[Stored data]

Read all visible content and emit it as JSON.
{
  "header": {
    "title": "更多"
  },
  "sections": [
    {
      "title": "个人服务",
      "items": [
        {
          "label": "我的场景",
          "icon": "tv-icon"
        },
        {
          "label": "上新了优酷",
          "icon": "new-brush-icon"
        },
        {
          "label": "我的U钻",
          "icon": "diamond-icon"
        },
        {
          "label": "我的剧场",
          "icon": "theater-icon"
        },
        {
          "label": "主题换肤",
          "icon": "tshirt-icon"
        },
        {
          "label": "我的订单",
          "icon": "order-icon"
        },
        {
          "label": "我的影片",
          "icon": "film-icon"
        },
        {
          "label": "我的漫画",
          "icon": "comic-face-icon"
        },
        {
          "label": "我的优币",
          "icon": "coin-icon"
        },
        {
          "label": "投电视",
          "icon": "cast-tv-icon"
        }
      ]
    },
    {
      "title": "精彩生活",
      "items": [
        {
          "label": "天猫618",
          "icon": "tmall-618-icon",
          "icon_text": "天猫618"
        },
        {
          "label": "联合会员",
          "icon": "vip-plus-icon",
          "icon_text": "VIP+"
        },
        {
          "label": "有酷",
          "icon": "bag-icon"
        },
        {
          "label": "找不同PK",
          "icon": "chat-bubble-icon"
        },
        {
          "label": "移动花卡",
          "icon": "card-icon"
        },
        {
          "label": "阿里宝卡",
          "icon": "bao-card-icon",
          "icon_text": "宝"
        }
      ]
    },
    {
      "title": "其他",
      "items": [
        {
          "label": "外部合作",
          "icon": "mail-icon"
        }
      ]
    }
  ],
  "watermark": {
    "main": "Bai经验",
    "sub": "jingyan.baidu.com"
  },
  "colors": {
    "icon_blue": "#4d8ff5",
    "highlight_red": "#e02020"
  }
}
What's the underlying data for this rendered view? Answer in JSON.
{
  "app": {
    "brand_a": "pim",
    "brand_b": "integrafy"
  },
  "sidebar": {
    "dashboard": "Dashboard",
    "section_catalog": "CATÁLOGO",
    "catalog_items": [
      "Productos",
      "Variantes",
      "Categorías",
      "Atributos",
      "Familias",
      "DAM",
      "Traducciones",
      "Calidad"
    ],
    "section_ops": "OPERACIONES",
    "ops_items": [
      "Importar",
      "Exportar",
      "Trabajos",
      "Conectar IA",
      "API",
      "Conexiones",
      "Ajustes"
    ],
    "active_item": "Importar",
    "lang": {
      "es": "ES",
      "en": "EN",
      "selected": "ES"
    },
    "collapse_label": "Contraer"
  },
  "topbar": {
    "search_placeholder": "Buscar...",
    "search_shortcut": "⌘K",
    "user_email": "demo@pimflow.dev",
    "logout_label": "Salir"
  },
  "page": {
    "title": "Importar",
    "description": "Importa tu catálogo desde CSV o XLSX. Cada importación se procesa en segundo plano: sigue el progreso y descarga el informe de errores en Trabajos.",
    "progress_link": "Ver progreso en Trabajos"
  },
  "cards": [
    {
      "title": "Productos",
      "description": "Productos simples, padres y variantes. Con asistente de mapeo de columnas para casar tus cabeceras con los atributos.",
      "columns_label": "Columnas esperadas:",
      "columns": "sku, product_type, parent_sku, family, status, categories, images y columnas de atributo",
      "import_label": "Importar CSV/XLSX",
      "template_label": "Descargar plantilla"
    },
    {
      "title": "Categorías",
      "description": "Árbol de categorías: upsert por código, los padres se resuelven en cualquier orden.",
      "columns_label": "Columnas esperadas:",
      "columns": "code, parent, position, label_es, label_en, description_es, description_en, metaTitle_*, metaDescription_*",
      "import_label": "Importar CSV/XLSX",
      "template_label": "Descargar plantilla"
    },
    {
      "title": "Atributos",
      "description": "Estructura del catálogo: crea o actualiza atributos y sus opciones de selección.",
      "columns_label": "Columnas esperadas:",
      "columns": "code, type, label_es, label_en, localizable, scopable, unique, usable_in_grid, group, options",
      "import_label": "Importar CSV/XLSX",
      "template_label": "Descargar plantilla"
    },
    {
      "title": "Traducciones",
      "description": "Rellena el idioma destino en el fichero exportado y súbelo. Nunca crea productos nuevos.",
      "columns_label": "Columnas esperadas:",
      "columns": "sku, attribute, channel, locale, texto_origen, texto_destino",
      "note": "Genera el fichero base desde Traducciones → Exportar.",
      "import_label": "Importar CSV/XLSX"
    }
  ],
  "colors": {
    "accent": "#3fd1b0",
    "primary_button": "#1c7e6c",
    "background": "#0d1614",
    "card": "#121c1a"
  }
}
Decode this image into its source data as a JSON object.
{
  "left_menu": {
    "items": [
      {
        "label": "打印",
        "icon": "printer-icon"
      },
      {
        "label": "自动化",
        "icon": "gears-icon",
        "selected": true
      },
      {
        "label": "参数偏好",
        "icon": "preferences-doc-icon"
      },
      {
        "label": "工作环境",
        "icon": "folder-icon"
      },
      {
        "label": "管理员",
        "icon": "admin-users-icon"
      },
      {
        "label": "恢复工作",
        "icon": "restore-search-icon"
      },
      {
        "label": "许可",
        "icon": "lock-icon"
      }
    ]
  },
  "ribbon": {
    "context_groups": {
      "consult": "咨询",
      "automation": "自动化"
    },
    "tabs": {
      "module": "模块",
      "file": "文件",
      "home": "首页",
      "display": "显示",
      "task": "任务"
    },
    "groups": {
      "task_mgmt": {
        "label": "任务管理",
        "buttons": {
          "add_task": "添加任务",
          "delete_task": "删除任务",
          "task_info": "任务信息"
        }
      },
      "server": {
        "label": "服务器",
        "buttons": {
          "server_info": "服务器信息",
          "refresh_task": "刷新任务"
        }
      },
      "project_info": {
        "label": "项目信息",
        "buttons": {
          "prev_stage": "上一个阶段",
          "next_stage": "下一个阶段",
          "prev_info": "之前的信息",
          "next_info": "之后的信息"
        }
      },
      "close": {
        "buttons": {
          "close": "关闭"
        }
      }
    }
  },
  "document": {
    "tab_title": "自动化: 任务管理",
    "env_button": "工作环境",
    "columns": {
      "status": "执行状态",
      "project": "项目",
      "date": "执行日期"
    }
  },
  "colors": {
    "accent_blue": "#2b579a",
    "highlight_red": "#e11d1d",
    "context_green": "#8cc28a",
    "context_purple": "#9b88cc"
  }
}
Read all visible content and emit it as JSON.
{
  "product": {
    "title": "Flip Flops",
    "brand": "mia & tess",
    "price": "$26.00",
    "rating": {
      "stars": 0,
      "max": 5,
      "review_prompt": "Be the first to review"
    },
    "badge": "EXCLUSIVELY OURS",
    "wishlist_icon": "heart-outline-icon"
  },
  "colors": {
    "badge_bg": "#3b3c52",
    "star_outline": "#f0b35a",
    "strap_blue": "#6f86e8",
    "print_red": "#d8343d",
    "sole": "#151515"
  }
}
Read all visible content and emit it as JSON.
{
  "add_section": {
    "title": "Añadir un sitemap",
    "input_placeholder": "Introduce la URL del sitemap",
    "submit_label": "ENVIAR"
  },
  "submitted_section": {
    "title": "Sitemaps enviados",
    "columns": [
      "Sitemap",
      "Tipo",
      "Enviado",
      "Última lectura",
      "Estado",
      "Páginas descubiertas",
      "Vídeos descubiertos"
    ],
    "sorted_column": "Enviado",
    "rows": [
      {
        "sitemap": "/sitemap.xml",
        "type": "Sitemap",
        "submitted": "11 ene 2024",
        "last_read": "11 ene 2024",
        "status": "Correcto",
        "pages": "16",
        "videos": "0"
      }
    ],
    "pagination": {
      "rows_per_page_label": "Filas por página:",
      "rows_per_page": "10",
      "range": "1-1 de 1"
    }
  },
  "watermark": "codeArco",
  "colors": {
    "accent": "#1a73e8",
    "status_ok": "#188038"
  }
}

▶ _WHAT NEEDS TO BE DONE_: Copy out each line exactly.

▶ _SOLUTION FOR THIS EXERCISE_:
Read all visible content and emit it as JSON.
{
  "header": {
    "title": "更多"
  },
  "sections": [
    {
      "title": "个人服务",
      "items": [
        {
          "label": "我的场景",
          "icon": "tv-icon"
        },
        {
          "label": "上新了优酷",
          "icon": "new-brush-icon"
        },
        {
          "label": "我的U钻",
          "icon": "diamond-icon"
        },
        {
          "label": "我的剧场",
          "icon": "theater-icon"
        },
        {
          "label": "主题换肤",
          "icon": "tshirt-icon"
        },
        {
          "label": "我的订单",
          "icon": "order-icon"
        },
        {
          "label": "我的影片",
          "icon": "film-icon"
        },
        {
          "label": "我的漫画",
          "icon": "comic-face-icon"
        },
        {
          "label": "我的优币",
          "icon": "coin-icon"
        },
        {
          "label": "投电视",
          "icon": "cast-tv-icon"
        }
      ]
    },
    {
      "title": "精彩生活",
      "items": [
        {
          "label": "天猫618",
          "icon": "tmall-618-icon",
          "icon_text": "天猫618"
        },
        {
          "label": "联合会员",
          "icon": "vip-plus-icon",
          "icon_text": "VIP+"
        },
        {
          "label": "有酷",
          "icon": "bag-icon"
        },
        {
          "label": "找不同PK",
          "icon": "chat-bubble-icon"
        },
        {
          "label": "移动花卡",
          "icon": "card-icon"
        },
        {
          "label": "阿里宝卡",
          "icon": "bao-card-icon",
          "icon_text": "宝"
        }
      ]
    },
    {
      "title": "其他",
      "items": [
        {
          "label": "外部合作",
          "icon": "mail-icon"
        }
      ]
    }
  ],
  "watermark": {
    "main": "Bai经验",
    "sub": "jingyan.baidu.com"
  },
  "colors": {
    "icon_blue": "#4d8ff5",
    "highlight_red": "#e02020"
  }
}
What's the underlying data for this rendered view? Answer in JSON.
{
  "app": {
    "brand_a": "pim",
    "brand_b": "integrafy"
  },
  "sidebar": {
    "dashboard": "Dashboard",
    "section_catalog": "CATÁLOGO",
    "catalog_items": [
      "Productos",
      "Variantes",
      "Categorías",
      "Atributos",
      "Familias",
      "DAM",
      "Traducciones",
      "Calidad"
    ],
    "section_ops": "OPERACIONES",
    "ops_items": [
      "Importar",
      "Exportar",
      "Trabajos",
      "Conectar IA",
      "API",
      "Conexiones",
      "Ajustes"
    ],
    "active_item": "Importar",
    "lang": {
      "es": "ES",
      "en": "EN",
      "selected": "ES"
    },
    "collapse_label": "Contraer"
  },
  "topbar": {
    "search_placeholder": "Buscar...",
    "search_shortcut": "⌘K",
    "user_email": "demo@pimflow.dev",
    "logout_label": "Salir"
  },
  "page": {
    "title": "Importar",
    "description": "Importa tu catálogo desde CSV o XLSX. Cada importación se procesa en segundo plano: sigue el progreso y descarga el informe de errores en Trabajos.",
    "progress_link": "Ver progreso en Trabajos"
  },
  "cards": [
    {
      "title": "Productos",
      "description": "Productos simples, padres y variantes. Con asistente de mapeo de columnas para casar tus cabeceras con los atributos.",
      "columns_label": "Columnas esperadas:",
      "columns": "sku, product_type, parent_sku, family, status, categories, images y columnas de atributo",
      "import_label": "Importar CSV/XLSX",
      "template_label": "Descargar plantilla"
    },
    {
      "title": "Categorías",
      "description": "Árbol de categorías: upsert por código, los padres se resuelven en cualquier orden.",
      "columns_label": "Columnas esperadas:",
      "columns": "code, parent, position, label_es, label_en, description_es, description_en, metaTitle_*, metaDescription_*",
      "import_label": "Importar CSV/XLSX",
      "template_label": "Descargar plantilla"
    },
    {
      "title": "Atributos",
      "description": "Estructura del catálogo: crea o actualiza atributos y sus opciones de selección.",
      "columns_label": "Columnas esperadas:",
      "columns": "code, type, label_es, label_en, localizable, scopable, unique, usable_in_grid, group, options",
      "import_label": "Importar CSV/XLSX",
      "template_label": "Descargar plantilla"
    },
    {
      "title": "Traducciones",
      "description": "Rellena el idioma destino en el fichero exportado y súbelo. Nunca crea productos nuevos.",
      "columns_label": "Columnas esperadas:",
      "columns": "sku, attribute, channel, locale, texto_origen, texto_destino",
      "note": "Genera el fichero base desde Traducciones → Exportar.",
      "import_label": "Importar CSV/XLSX"
    }
  ],
  "colors": {
    "accent": "#3fd1b0",
    "primary_button": "#1c7e6c",
    "background": "#0d1614",
    "card": "#121c1a"
  }
}
Decode this image into its source data as a JSON object.
{
  "left_menu": {
    "items": [
      {
        "label": "打印",
        "icon": "printer-icon"
      },
      {
        "label": "自动化",
        "icon": "gears-icon",
        "selected": true
      },
      {
        "label": "参数偏好",
        "icon": "preferences-doc-icon"
      },
      {
        "label": "工作环境",
        "icon": "folder-icon"
      },
      {
        "label": "管理员",
        "icon": "admin-users-icon"
      },
      {
        "label": "恢复工作",
        "icon": "restore-search-icon"
      },
      {
        "label": "许可",
        "icon": "lock-icon"
      }
    ]
  },
  "ribbon": {
    "context_groups": {
      "consult": "咨询",
      "automation": "自动化"
    },
    "tabs": {
      "module": "模块",
      "file": "文件",
      "home": "首页",
      "display": "显示",
      "task": "任务"
    },
    "groups": {
      "task_mgmt": {
        "label": "任务管理",
        "buttons": {
          "add_task": "添加任务",
          "delete_task": "删除任务",
          "task_info": "任务信息"
        }
      },
      "server": {
        "label": "服务器",
        "buttons": {
          "server_info": "服务器信息",
          "refresh_task": "刷新任务"
        }
      },
      "project_info": {
        "label": "项目信息",
        "buttons": {
          "prev_stage": "上一个阶段",
          "next_stage": "下一个阶段",
          "prev_info": "之前的信息",
          "next_info": "之后的信息"
        }
      },
      "close": {
        "buttons": {
          "close": "关闭"
        }
      }
    }
  },
  "document": {
    "tab_title": "自动化: 任务管理",
    "env_button": "工作环境",
    "columns": {
      "status": "执行状态",
      "project": "项目",
      "date": "执行日期"
    }
  },
  "colors": {
    "accent_blue": "#2b579a",
    "highlight_red": "#e11d1d",
    "context_green": "#8cc28a",
    "context_purple": "#9b88cc"
  }
}
Read all visible content and emit it as JSON.
{
  "product": {
    "title": "Flip Flops",
    "brand": "mia & tess",
    "price": "$26.00",
    "rating": {
      "stars": 0,
      "max": 5,
      "review_prompt": "Be the first to review"
    },
    "badge": "EXCLUSIVELY OURS",
    "wishlist_icon": "heart-outline-icon"
  },
  "colors": {
    "badge_bg": "#3b3c52",
    "star_outline": "#f0b35a",
    "strap_blue": "#6f86e8",
    "print_red": "#d8343d",
    "sole": "#151515"
  }
}
Read all visible content and emit it as JSON.
{
  "add_section": {
    "title": "Añadir un sitemap",
    "input_placeholder": "Introduce la URL del sitemap",
    "submit_label": "ENVIAR"
  },
  "submitted_section": {
    "title": "Sitemaps enviados",
    "columns": [
      "Sitemap",
      "Tipo",
      "Enviado",
      "Última lectura",
      "Estado",
      "Páginas descubiertas",
      "Vídeos descubiertos"
    ],
    "sorted_column": "Enviado",
    "rows": [
      {
        "sitemap": "/sitemap.xml",
        "type": "Sitemap",
        "submitted": "11 ene 2024",
        "last_read": "11 ene 2024",
        "status": "Correcto",
        "pages": "16",
        "videos": "0"
      }
    ],
    "pagination": {
      "rows_per_page_label": "Filas por página:",
      "rows_per_page": "10",
      "range": "1-1 de 1"
    }
  },
  "watermark": "codeArco",
  "colors": {
    "accent": "#1a73e8",
    "status_ok": "#188038"
  }
}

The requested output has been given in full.